GIVEN RECORDS:
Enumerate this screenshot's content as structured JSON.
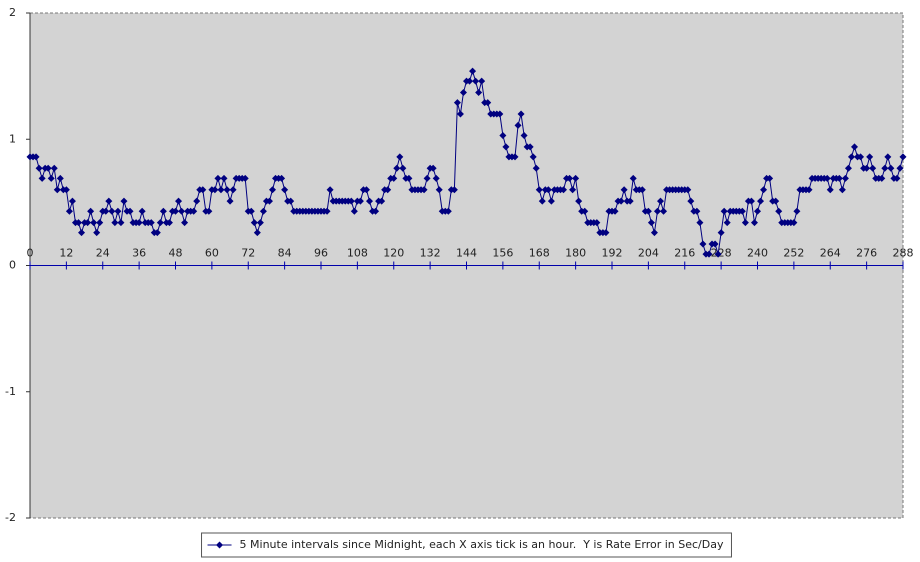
{
  "chart_data": {
    "type": "line",
    "x": [
      0,
      1,
      2,
      3,
      4,
      5,
      6,
      7,
      8,
      9,
      10,
      11,
      12,
      13,
      14,
      15,
      16,
      17,
      18,
      19,
      20,
      21,
      22,
      23,
      24,
      25,
      26,
      27,
      28,
      29,
      30,
      31,
      32,
      33,
      34,
      35,
      36,
      37,
      38,
      39,
      40,
      41,
      42,
      43,
      44,
      45,
      46,
      47,
      48,
      49,
      50,
      51,
      52,
      53,
      54,
      55,
      56,
      57,
      58,
      59,
      60,
      61,
      62,
      63,
      64,
      65,
      66,
      67,
      68,
      69,
      70,
      71,
      72,
      73,
      74,
      75,
      76,
      77,
      78,
      79,
      80,
      81,
      82,
      83,
      84,
      85,
      86,
      87,
      88,
      89,
      90,
      91,
      92,
      93,
      94,
      95,
      96,
      97,
      98,
      99,
      100,
      101,
      102,
      103,
      104,
      105,
      106,
      107,
      108,
      109,
      110,
      111,
      112,
      113,
      114,
      115,
      116,
      117,
      118,
      119,
      120,
      121,
      122,
      123,
      124,
      125,
      126,
      127,
      128,
      129,
      130,
      131,
      132,
      133,
      134,
      135,
      136,
      137,
      138,
      139,
      140,
      141,
      142,
      143,
      144,
      145,
      146,
      147,
      148,
      149,
      150,
      151,
      152,
      153,
      154,
      155,
      156,
      157,
      158,
      159,
      160,
      161,
      162,
      163,
      164,
      165,
      166,
      167,
      168,
      169,
      170,
      171,
      172,
      173,
      174,
      175,
      176,
      177,
      178,
      179,
      180,
      181,
      182,
      183,
      184,
      185,
      186,
      187,
      188,
      189,
      190,
      191,
      192,
      193,
      194,
      195,
      196,
      197,
      198,
      199,
      200,
      201,
      202,
      203,
      204,
      205,
      206,
      207,
      208,
      209,
      210,
      211,
      212,
      213,
      214,
      215,
      216,
      217,
      218,
      219,
      220,
      221,
      222,
      223,
      224,
      225,
      226,
      227,
      228,
      229,
      230,
      231,
      232,
      233,
      234,
      235,
      236,
      237,
      238,
      239,
      240,
      241,
      242,
      243,
      244,
      245,
      246,
      247,
      248,
      249,
      250,
      251,
      252,
      253,
      254,
      255,
      256,
      257,
      258,
      259,
      260,
      261,
      262,
      263,
      264,
      265,
      266,
      267,
      268,
      269,
      270,
      271,
      272,
      273,
      274,
      275,
      276,
      277,
      278,
      279,
      280,
      281,
      282,
      283,
      284,
      285,
      286,
      287,
      288
    ],
    "series": [
      {
        "name": "5 Minute intervals since Midnight, each X axis tick is an hour.  Y is Rate Error in Sec/Day",
        "color": "#000080",
        "values": [
          0.86,
          0.86,
          0.86,
          0.77,
          0.69,
          0.77,
          0.77,
          0.69,
          0.77,
          0.6,
          0.69,
          0.6,
          0.6,
          0.43,
          0.51,
          0.34,
          0.34,
          0.26,
          0.34,
          0.34,
          0.43,
          0.34,
          0.26,
          0.34,
          0.43,
          0.43,
          0.51,
          0.43,
          0.34,
          0.43,
          0.34,
          0.51,
          0.43,
          0.43,
          0.34,
          0.34,
          0.34,
          0.43,
          0.34,
          0.34,
          0.34,
          0.26,
          0.26,
          0.34,
          0.43,
          0.34,
          0.34,
          0.43,
          0.43,
          0.51,
          0.43,
          0.34,
          0.43,
          0.43,
          0.43,
          0.51,
          0.6,
          0.6,
          0.43,
          0.43,
          0.6,
          0.6,
          0.69,
          0.6,
          0.69,
          0.6,
          0.51,
          0.6,
          0.69,
          0.69,
          0.69,
          0.69,
          0.43,
          0.43,
          0.34,
          0.26,
          0.34,
          0.43,
          0.51,
          0.51,
          0.6,
          0.69,
          0.69,
          0.69,
          0.6,
          0.51,
          0.51,
          0.43,
          0.43,
          0.43,
          0.43,
          0.43,
          0.43,
          0.43,
          0.43,
          0.43,
          0.43,
          0.43,
          0.43,
          0.6,
          0.51,
          0.51,
          0.51,
          0.51,
          0.51,
          0.51,
          0.51,
          0.43,
          0.51,
          0.51,
          0.6,
          0.6,
          0.51,
          0.43,
          0.43,
          0.51,
          0.51,
          0.6,
          0.6,
          0.69,
          0.69,
          0.77,
          0.86,
          0.77,
          0.69,
          0.69,
          0.6,
          0.6,
          0.6,
          0.6,
          0.6,
          0.69,
          0.77,
          0.77,
          0.69,
          0.6,
          0.43,
          0.43,
          0.43,
          0.6,
          0.6,
          1.29,
          1.2,
          1.37,
          1.46,
          1.46,
          1.54,
          1.46,
          1.37,
          1.46,
          1.29,
          1.29,
          1.2,
          1.2,
          1.2,
          1.2,
          1.03,
          0.94,
          0.86,
          0.86,
          0.86,
          1.11,
          1.2,
          1.03,
          0.94,
          0.94,
          0.86,
          0.77,
          0.6,
          0.51,
          0.6,
          0.6,
          0.51,
          0.6,
          0.6,
          0.6,
          0.6,
          0.69,
          0.69,
          0.6,
          0.69,
          0.51,
          0.43,
          0.43,
          0.34,
          0.34,
          0.34,
          0.34,
          0.26,
          0.26,
          0.26,
          0.43,
          0.43,
          0.43,
          0.51,
          0.51,
          0.6,
          0.51,
          0.51,
          0.69,
          0.6,
          0.6,
          0.6,
          0.43,
          0.43,
          0.34,
          0.26,
          0.43,
          0.51,
          0.43,
          0.6,
          0.6,
          0.6,
          0.6,
          0.6,
          0.6,
          0.6,
          0.6,
          0.51,
          0.43,
          0.43,
          0.34,
          0.17,
          0.09,
          0.09,
          0.17,
          0.17,
          0.09,
          0.26,
          0.43,
          0.34,
          0.43,
          0.43,
          0.43,
          0.43,
          0.43,
          0.34,
          0.51,
          0.51,
          0.34,
          0.43,
          0.51,
          0.6,
          0.69,
          0.69,
          0.51,
          0.51,
          0.43,
          0.34,
          0.34,
          0.34,
          0.34,
          0.34,
          0.43,
          0.6,
          0.6,
          0.6,
          0.6,
          0.69,
          0.69,
          0.69,
          0.69,
          0.69,
          0.69,
          0.6,
          0.69,
          0.69,
          0.69,
          0.6,
          0.69,
          0.77,
          0.86,
          0.94,
          0.86,
          0.86,
          0.77,
          0.77,
          0.86,
          0.77,
          0.69,
          0.69,
          0.69,
          0.77,
          0.86,
          0.77,
          0.69,
          0.69,
          0.77,
          0.86
        ]
      }
    ],
    "xlim": [
      0,
      288
    ],
    "xticks": [
      0,
      12,
      24,
      36,
      48,
      60,
      72,
      84,
      96,
      108,
      120,
      132,
      144,
      156,
      168,
      180,
      192,
      204,
      216,
      228,
      240,
      252,
      264,
      276,
      288
    ],
    "ylim": [
      -2,
      2
    ],
    "yticks": [
      -2,
      -1,
      0,
      1,
      2
    ],
    "plot_background": "#d3d3d3",
    "legend": "bottom"
  }
}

YOUR TASK: The material above holds pictures; copy everything else in it exactly.

SOLUTION TO THIS EXERCISE:
Enumerate this screenshot's content as structured JSON.
{
  "chart_data": {
    "type": "line",
    "x": [
      0,
      1,
      2,
      3,
      4,
      5,
      6,
      7,
      8,
      9,
      10,
      11,
      12,
      13,
      14,
      15,
      16,
      17,
      18,
      19,
      20,
      21,
      22,
      23,
      24,
      25,
      26,
      27,
      28,
      29,
      30,
      31,
      32,
      33,
      34,
      35,
      36,
      37,
      38,
      39,
      40,
      41,
      42,
      43,
      44,
      45,
      46,
      47,
      48,
      49,
      50,
      51,
      52,
      53,
      54,
      55,
      56,
      57,
      58,
      59,
      60,
      61,
      62,
      63,
      64,
      65,
      66,
      67,
      68,
      69,
      70,
      71,
      72,
      73,
      74,
      75,
      76,
      77,
      78,
      79,
      80,
      81,
      82,
      83,
      84,
      85,
      86,
      87,
      88,
      89,
      90,
      91,
      92,
      93,
      94,
      95,
      96,
      97,
      98,
      99,
      100,
      101,
      102,
      103,
      104,
      105,
      106,
      107,
      108,
      109,
      110,
      111,
      112,
      113,
      114,
      115,
      116,
      117,
      118,
      119,
      120,
      121,
      122,
      123,
      124,
      125,
      126,
      127,
      128,
      129,
      130,
      131,
      132,
      133,
      134,
      135,
      136,
      137,
      138,
      139,
      140,
      141,
      142,
      143,
      144,
      145,
      146,
      147,
      148,
      149,
      150,
      151,
      152,
      153,
      154,
      155,
      156,
      157,
      158,
      159,
      160,
      161,
      162,
      163,
      164,
      165,
      166,
      167,
      168,
      169,
      170,
      171,
      172,
      173,
      174,
      175,
      176,
      177,
      178,
      179,
      180,
      181,
      182,
      183,
      184,
      185,
      186,
      187,
      188,
      189,
      190,
      191,
      192,
      193,
      194,
      195,
      196,
      197,
      198,
      199,
      200,
      201,
      202,
      203,
      204,
      205,
      206,
      207,
      208,
      209,
      210,
      211,
      212,
      213,
      214,
      215,
      216,
      217,
      218,
      219,
      220,
      221,
      222,
      223,
      224,
      225,
      226,
      227,
      228,
      229,
      230,
      231,
      232,
      233,
      234,
      235,
      236,
      237,
      238,
      239,
      240,
      241,
      242,
      243,
      244,
      245,
      246,
      247,
      248,
      249,
      250,
      251,
      252,
      253,
      254,
      255,
      256,
      257,
      258,
      259,
      260,
      261,
      262,
      263,
      264,
      265,
      266,
      267,
      268,
      269,
      270,
      271,
      272,
      273,
      274,
      275,
      276,
      277,
      278,
      279,
      280,
      281,
      282,
      283,
      284,
      285,
      286,
      287,
      288
    ],
    "series": [
      {
        "name": "5 Minute intervals since Midnight, each X axis tick is an hour.  Y is Rate Error in Sec/Day",
        "color": "#000080",
        "values": [
          0.86,
          0.86,
          0.86,
          0.77,
          0.69,
          0.77,
          0.77,
          0.69,
          0.77,
          0.6,
          0.69,
          0.6,
          0.6,
          0.43,
          0.51,
          0.34,
          0.34,
          0.26,
          0.34,
          0.34,
          0.43,
          0.34,
          0.26,
          0.34,
          0.43,
          0.43,
          0.51,
          0.43,
          0.34,
          0.43,
          0.34,
          0.51,
          0.43,
          0.43,
          0.34,
          0.34,
          0.34,
          0.43,
          0.34,
          0.34,
          0.34,
          0.26,
          0.26,
          0.34,
          0.43,
          0.34,
          0.34,
          0.43,
          0.43,
          0.51,
          0.43,
          0.34,
          0.43,
          0.43,
          0.43,
          0.51,
          0.6,
          0.6,
          0.43,
          0.43,
          0.6,
          0.6,
          0.69,
          0.6,
          0.69,
          0.6,
          0.51,
          0.6,
          0.69,
          0.69,
          0.69,
          0.69,
          0.43,
          0.43,
          0.34,
          0.26,
          0.34,
          0.43,
          0.51,
          0.51,
          0.6,
          0.69,
          0.69,
          0.69,
          0.6,
          0.51,
          0.51,
          0.43,
          0.43,
          0.43,
          0.43,
          0.43,
          0.43,
          0.43,
          0.43,
          0.43,
          0.43,
          0.43,
          0.43,
          0.6,
          0.51,
          0.51,
          0.51,
          0.51,
          0.51,
          0.51,
          0.51,
          0.43,
          0.51,
          0.51,
          0.6,
          0.6,
          0.51,
          0.43,
          0.43,
          0.51,
          0.51,
          0.6,
          0.6,
          0.69,
          0.69,
          0.77,
          0.86,
          0.77,
          0.69,
          0.69,
          0.6,
          0.6,
          0.6,
          0.6,
          0.6,
          0.69,
          0.77,
          0.77,
          0.69,
          0.6,
          0.43,
          0.43,
          0.43,
          0.6,
          0.6,
          1.29,
          1.2,
          1.37,
          1.46,
          1.46,
          1.54,
          1.46,
          1.37,
          1.46,
          1.29,
          1.29,
          1.2,
          1.2,
          1.2,
          1.2,
          1.03,
          0.94,
          0.86,
          0.86,
          0.86,
          1.11,
          1.2,
          1.03,
          0.94,
          0.94,
          0.86,
          0.77,
          0.6,
          0.51,
          0.6,
          0.6,
          0.51,
          0.6,
          0.6,
          0.6,
          0.6,
          0.69,
          0.69,
          0.6,
          0.69,
          0.51,
          0.43,
          0.43,
          0.34,
          0.34,
          0.34,
          0.34,
          0.26,
          0.26,
          0.26,
          0.43,
          0.43,
          0.43,
          0.51,
          0.51,
          0.6,
          0.51,
          0.51,
          0.69,
          0.6,
          0.6,
          0.6,
          0.43,
          0.43,
          0.34,
          0.26,
          0.43,
          0.51,
          0.43,
          0.6,
          0.6,
          0.6,
          0.6,
          0.6,
          0.6,
          0.6,
          0.6,
          0.51,
          0.43,
          0.43,
          0.34,
          0.17,
          0.09,
          0.09,
          0.17,
          0.17,
          0.09,
          0.26,
          0.43,
          0.34,
          0.43,
          0.43,
          0.43,
          0.43,
          0.43,
          0.34,
          0.51,
          0.51,
          0.34,
          0.43,
          0.51,
          0.6,
          0.69,
          0.69,
          0.51,
          0.51,
          0.43,
          0.34,
          0.34,
          0.34,
          0.34,
          0.34,
          0.43,
          0.6,
          0.6,
          0.6,
          0.6,
          0.69,
          0.69,
          0.69,
          0.69,
          0.69,
          0.69,
          0.6,
          0.69,
          0.69,
          0.69,
          0.6,
          0.69,
          0.77,
          0.86,
          0.94,
          0.86,
          0.86,
          0.77,
          0.77,
          0.86,
          0.77,
          0.69,
          0.69,
          0.69,
          0.77,
          0.86,
          0.77,
          0.69,
          0.69,
          0.77,
          0.86
        ]
      }
    ],
    "xlim": [
      0,
      288
    ],
    "xticks": [
      0,
      12,
      24,
      36,
      48,
      60,
      72,
      84,
      96,
      108,
      120,
      132,
      144,
      156,
      168,
      180,
      192,
      204,
      216,
      228,
      240,
      252,
      264,
      276,
      288
    ],
    "ylim": [
      -2,
      2
    ],
    "yticks": [
      -2,
      -1,
      0,
      1,
      2
    ],
    "plot_background": "#d3d3d3",
    "legend": "bottom"
  }
}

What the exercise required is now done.